Task ▸ Check each line of the listing below for the string "color", and copy the ones that have it.

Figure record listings
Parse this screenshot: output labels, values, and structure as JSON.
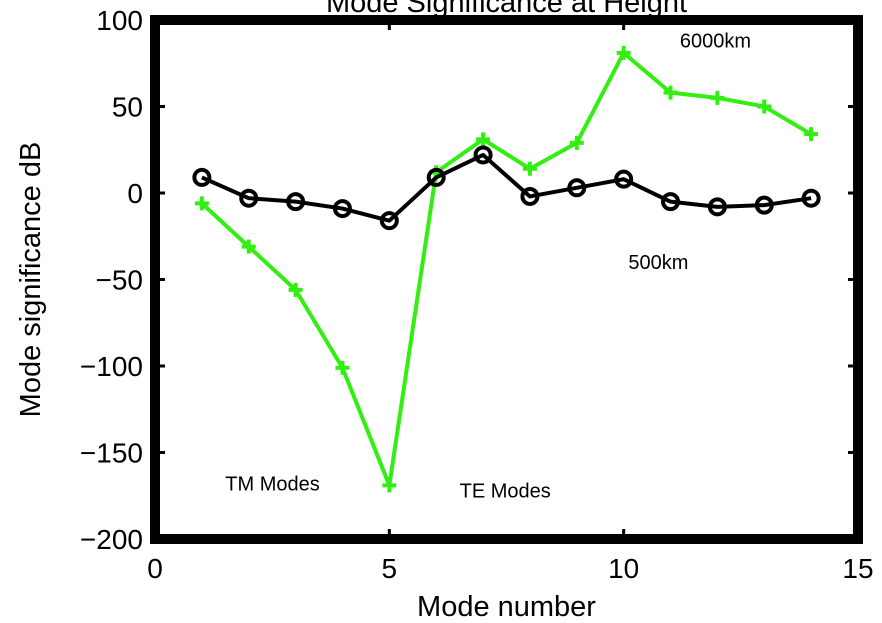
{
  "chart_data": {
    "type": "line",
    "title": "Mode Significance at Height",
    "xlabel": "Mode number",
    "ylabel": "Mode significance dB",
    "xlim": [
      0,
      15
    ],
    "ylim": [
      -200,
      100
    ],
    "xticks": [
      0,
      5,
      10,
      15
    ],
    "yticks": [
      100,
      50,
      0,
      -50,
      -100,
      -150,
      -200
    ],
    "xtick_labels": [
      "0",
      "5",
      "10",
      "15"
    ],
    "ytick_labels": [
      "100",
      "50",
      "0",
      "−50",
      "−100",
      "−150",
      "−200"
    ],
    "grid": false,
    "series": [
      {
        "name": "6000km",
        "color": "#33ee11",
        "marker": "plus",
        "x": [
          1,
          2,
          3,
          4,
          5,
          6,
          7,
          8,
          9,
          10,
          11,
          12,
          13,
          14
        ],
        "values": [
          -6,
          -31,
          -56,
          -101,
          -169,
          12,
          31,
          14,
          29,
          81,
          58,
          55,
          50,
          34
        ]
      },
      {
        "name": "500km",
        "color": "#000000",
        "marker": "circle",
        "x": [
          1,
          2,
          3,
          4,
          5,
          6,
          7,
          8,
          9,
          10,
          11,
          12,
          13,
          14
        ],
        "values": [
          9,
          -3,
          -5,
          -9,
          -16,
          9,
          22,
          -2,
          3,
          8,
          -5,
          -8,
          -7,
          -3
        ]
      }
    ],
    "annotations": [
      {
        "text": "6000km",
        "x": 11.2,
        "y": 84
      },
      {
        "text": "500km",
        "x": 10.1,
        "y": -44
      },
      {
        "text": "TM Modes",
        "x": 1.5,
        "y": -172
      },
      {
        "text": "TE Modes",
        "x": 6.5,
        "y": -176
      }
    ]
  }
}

...

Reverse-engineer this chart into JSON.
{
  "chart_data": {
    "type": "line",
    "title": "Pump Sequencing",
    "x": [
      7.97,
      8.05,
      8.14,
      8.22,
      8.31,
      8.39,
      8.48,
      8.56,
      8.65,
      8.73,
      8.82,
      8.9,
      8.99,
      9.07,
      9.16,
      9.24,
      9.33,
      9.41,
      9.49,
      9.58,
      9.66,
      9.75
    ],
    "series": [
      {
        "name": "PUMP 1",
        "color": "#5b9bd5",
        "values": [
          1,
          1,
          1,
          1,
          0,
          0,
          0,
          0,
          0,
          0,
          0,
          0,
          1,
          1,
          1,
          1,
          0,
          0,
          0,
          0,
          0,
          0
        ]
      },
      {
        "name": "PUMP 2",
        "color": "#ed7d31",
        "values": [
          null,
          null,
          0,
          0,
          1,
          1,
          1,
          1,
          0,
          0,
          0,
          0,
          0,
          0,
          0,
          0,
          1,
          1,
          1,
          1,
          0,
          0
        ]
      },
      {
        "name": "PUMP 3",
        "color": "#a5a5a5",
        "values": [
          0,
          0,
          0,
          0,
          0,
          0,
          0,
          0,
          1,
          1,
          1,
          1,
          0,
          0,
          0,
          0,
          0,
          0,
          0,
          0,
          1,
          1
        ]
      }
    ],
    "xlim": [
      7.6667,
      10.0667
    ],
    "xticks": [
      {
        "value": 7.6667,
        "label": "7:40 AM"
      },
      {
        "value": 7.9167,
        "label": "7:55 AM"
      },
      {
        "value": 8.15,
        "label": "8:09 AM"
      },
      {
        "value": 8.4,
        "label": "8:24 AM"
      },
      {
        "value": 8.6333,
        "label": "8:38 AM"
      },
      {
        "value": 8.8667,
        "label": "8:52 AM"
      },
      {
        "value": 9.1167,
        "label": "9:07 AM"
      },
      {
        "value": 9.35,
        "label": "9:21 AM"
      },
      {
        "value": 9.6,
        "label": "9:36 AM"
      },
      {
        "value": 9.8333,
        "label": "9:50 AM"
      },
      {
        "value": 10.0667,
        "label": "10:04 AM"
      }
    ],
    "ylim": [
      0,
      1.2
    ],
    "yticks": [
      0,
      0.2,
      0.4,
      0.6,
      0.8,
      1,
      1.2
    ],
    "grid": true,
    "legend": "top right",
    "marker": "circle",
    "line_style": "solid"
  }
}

Result for this exercise ▸
        "color": "#33ee11",
        "color": "#000000",
        "color": "#5b9bd5",
        "color": "#ed7d31",
        "color": "#a5a5a5",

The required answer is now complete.